■ RECORDS PROVIDED ■
"""

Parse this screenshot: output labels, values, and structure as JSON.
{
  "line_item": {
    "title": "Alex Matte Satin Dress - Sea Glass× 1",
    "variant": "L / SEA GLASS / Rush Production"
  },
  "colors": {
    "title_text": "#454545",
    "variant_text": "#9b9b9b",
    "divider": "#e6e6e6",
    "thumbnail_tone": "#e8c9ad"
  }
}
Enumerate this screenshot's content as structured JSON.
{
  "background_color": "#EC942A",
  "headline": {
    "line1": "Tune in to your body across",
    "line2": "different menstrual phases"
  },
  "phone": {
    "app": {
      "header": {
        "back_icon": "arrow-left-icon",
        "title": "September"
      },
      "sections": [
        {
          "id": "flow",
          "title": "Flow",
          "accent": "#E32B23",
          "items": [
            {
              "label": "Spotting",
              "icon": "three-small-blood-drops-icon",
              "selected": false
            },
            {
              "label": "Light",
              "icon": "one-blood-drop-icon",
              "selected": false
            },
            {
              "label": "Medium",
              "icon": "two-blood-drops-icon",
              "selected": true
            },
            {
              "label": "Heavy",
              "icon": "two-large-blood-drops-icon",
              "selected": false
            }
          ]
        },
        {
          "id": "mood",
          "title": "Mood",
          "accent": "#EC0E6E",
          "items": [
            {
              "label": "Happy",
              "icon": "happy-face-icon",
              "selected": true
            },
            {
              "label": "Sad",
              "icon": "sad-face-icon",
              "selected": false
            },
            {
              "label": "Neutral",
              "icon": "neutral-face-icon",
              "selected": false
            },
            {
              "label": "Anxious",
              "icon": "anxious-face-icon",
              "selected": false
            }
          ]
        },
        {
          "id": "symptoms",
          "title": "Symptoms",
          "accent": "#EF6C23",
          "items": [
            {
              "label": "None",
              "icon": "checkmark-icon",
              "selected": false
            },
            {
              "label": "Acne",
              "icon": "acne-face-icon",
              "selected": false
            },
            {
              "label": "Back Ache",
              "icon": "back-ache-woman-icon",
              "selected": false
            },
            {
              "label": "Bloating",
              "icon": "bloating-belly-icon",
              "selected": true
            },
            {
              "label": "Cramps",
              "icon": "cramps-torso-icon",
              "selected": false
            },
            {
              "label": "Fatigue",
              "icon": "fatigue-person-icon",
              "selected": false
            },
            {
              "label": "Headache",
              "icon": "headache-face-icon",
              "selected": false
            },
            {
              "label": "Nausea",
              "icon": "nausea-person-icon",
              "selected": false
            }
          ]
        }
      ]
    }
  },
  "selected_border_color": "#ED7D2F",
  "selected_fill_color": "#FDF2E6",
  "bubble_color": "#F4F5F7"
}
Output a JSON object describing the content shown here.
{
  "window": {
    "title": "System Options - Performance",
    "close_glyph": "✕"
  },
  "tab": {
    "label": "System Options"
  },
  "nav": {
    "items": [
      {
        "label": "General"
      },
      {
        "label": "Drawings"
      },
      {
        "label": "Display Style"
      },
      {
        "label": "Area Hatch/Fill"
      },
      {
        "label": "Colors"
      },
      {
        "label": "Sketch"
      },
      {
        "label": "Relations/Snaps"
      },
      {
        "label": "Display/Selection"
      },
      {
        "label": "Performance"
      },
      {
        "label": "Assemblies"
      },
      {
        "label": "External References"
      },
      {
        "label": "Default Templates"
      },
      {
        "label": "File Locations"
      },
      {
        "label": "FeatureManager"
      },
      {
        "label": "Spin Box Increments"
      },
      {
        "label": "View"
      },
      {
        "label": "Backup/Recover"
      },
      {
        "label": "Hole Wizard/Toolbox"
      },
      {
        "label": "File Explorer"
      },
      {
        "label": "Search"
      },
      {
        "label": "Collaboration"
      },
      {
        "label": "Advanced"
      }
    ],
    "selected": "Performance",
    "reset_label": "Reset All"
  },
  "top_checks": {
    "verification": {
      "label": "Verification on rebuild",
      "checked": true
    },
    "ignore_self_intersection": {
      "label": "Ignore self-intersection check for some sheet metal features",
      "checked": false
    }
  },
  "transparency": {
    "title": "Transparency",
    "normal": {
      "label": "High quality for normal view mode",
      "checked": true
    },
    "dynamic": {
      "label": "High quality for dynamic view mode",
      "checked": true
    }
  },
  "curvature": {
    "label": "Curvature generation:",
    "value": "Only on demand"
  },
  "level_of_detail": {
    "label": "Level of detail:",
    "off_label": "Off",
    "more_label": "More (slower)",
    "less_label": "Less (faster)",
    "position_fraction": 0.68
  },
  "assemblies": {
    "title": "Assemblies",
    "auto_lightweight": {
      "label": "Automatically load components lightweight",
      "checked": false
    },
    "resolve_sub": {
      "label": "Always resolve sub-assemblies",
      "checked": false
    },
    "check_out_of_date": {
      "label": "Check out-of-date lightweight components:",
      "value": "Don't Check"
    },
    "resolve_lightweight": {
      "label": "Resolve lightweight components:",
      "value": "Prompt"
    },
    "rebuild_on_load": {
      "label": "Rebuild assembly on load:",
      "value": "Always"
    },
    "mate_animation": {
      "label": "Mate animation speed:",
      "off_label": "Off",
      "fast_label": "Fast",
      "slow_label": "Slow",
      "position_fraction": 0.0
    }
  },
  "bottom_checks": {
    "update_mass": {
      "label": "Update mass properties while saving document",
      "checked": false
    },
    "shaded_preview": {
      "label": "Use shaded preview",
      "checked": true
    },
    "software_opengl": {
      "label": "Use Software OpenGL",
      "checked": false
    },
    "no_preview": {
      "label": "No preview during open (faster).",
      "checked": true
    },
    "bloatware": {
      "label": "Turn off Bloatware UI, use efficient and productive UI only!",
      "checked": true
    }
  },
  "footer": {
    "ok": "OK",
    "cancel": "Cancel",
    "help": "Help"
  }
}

"""

■ EXERCISE DETAILS ■
Reproduce the listing above verbatim, from first line to last.

■ RESPONSE BELOW ■
Parse this screenshot: output labels, values, and structure as JSON.
{
  "line_item": {
    "title": "Alex Matte Satin Dress - Sea Glass× 1",
    "variant": "L / SEA GLASS / Rush Production"
  },
  "colors": {
    "title_text": "#454545",
    "variant_text": "#9b9b9b",
    "divider": "#e6e6e6",
    "thumbnail_tone": "#e8c9ad"
  }
}
Enumerate this screenshot's content as structured JSON.
{
  "background_color": "#EC942A",
  "headline": {
    "line1": "Tune in to your body across",
    "line2": "different menstrual phases"
  },
  "phone": {
    "app": {
      "header": {
        "back_icon": "arrow-left-icon",
        "title": "September"
      },
      "sections": [
        {
          "id": "flow",
          "title": "Flow",
          "accent": "#E32B23",
          "items": [
            {
              "label": "Spotting",
              "icon": "three-small-blood-drops-icon",
              "selected": false
            },
            {
              "label": "Light",
              "icon": "one-blood-drop-icon",
              "selected": false
            },
            {
              "label": "Medium",
              "icon": "two-blood-drops-icon",
              "selected": true
            },
            {
              "label": "Heavy",
              "icon": "two-large-blood-drops-icon",
              "selected": false
            }
          ]
        },
        {
          "id": "mood",
          "title": "Mood",
          "accent": "#EC0E6E",
          "items": [
            {
              "label": "Happy",
              "icon": "happy-face-icon",
              "selected": true
            },
            {
              "label": "Sad",
              "icon": "sad-face-icon",
              "selected": false
            },
            {
              "label": "Neutral",
              "icon": "neutral-face-icon",
              "selected": false
            },
            {
              "label": "Anxious",
              "icon": "anxious-face-icon",
              "selected": false
            }
          ]
        },
        {
          "id": "symptoms",
          "title": "Symptoms",
          "accent": "#EF6C23",
          "items": [
            {
              "label": "None",
              "icon": "checkmark-icon",
              "selected": false
            },
            {
              "label": "Acne",
              "icon": "acne-face-icon",
              "selected": false
            },
            {
              "label": "Back Ache",
              "icon": "back-ache-woman-icon",
              "selected": false
            },
            {
              "label": "Bloating",
              "icon": "bloating-belly-icon",
              "selected": true
            },
            {
              "label": "Cramps",
              "icon": "cramps-torso-icon",
              "selected": false
            },
            {
              "label": "Fatigue",
              "icon": "fatigue-person-icon",
              "selected": false
            },
            {
              "label": "Headache",
              "icon": "headache-face-icon",
              "selected": false
            },
            {
              "label": "Nausea",
              "icon": "nausea-person-icon",
              "selected": false
            }
          ]
        }
      ]
    }
  },
  "selected_border_color": "#ED7D2F",
  "selected_fill_color": "#FDF2E6",
  "bubble_color": "#F4F5F7"
}
Output a JSON object describing the content shown here.
{
  "window": {
    "title": "System Options - Performance",
    "close_glyph": "✕"
  },
  "tab": {
    "label": "System Options"
  },
  "nav": {
    "items": [
      {
        "label": "General"
      },
      {
        "label": "Drawings"
      },
      {
        "label": "Display Style"
      },
      {
        "label": "Area Hatch/Fill"
      },
      {
        "label": "Colors"
      },
      {
        "label": "Sketch"
      },
      {
        "label": "Relations/Snaps"
      },
      {
        "label": "Display/Selection"
      },
      {
        "label": "Performance"
      },
      {
        "label": "Assemblies"
      },
      {
        "label": "External References"
      },
      {
        "label": "Default Templates"
      },
      {
        "label": "File Locations"
      },
      {
        "label": "FeatureManager"
      },
      {
        "label": "Spin Box Increments"
      },
      {
        "label": "View"
      },
      {
        "label": "Backup/Recover"
      },
      {
        "label": "Hole Wizard/Toolbox"
      },
      {
        "label": "File Explorer"
      },
      {
        "label": "Search"
      },
      {
        "label": "Collaboration"
      },
      {
        "label": "Advanced"
      }
    ],
    "selected": "Performance",
    "reset_label": "Reset All"
  },
  "top_checks": {
    "verification": {
      "label": "Verification on rebuild",
      "checked": true
    },
    "ignore_self_intersection": {
      "label": "Ignore self-intersection check for some sheet metal features",
      "checked": false
    }
  },
  "transparency": {
    "title": "Transparency",
    "normal": {
      "label": "High quality for normal view mode",
      "checked": true
    },
    "dynamic": {
      "label": "High quality for dynamic view mode",
      "checked": true
    }
  },
  "curvature": {
    "label": "Curvature generation:",
    "value": "Only on demand"
  },
  "level_of_detail": {
    "label": "Level of detail:",
    "off_label": "Off",
    "more_label": "More (slower)",
    "less_label": "Less (faster)",
    "position_fraction": 0.68
  },
  "assemblies": {
    "title": "Assemblies",
    "auto_lightweight": {
      "label": "Automatically load components lightweight",
      "checked": false
    },
    "resolve_sub": {
      "label": "Always resolve sub-assemblies",
      "checked": false
    },
    "check_out_of_date": {
      "label": "Check out-of-date lightweight components:",
      "value": "Don't Check"
    },
    "resolve_lightweight": {
      "label": "Resolve lightweight components:",
      "value": "Prompt"
    },
    "rebuild_on_load": {
      "label": "Rebuild assembly on load:",
      "value": "Always"
    },
    "mate_animation": {
      "label": "Mate animation speed:",
      "off_label": "Off",
      "fast_label": "Fast",
      "slow_label": "Slow",
      "position_fraction": 0.0
    }
  },
  "bottom_checks": {
    "update_mass": {
      "label": "Update mass properties while saving document",
      "checked": false
    },
    "shaded_preview": {
      "label": "Use shaded preview",
      "checked": true
    },
    "software_opengl": {
      "label": "Use Software OpenGL",
      "checked": false
    },
    "no_preview": {
      "label": "No preview during open (faster).",
      "checked": true
    },
    "bloatware": {
      "label": "Turn off Bloatware UI, use efficient and productive UI only!",
      "checked": true
    }
  },
  "footer": {
    "ok": "OK",
    "cancel": "Cancel",
    "help": "Help"
  }
}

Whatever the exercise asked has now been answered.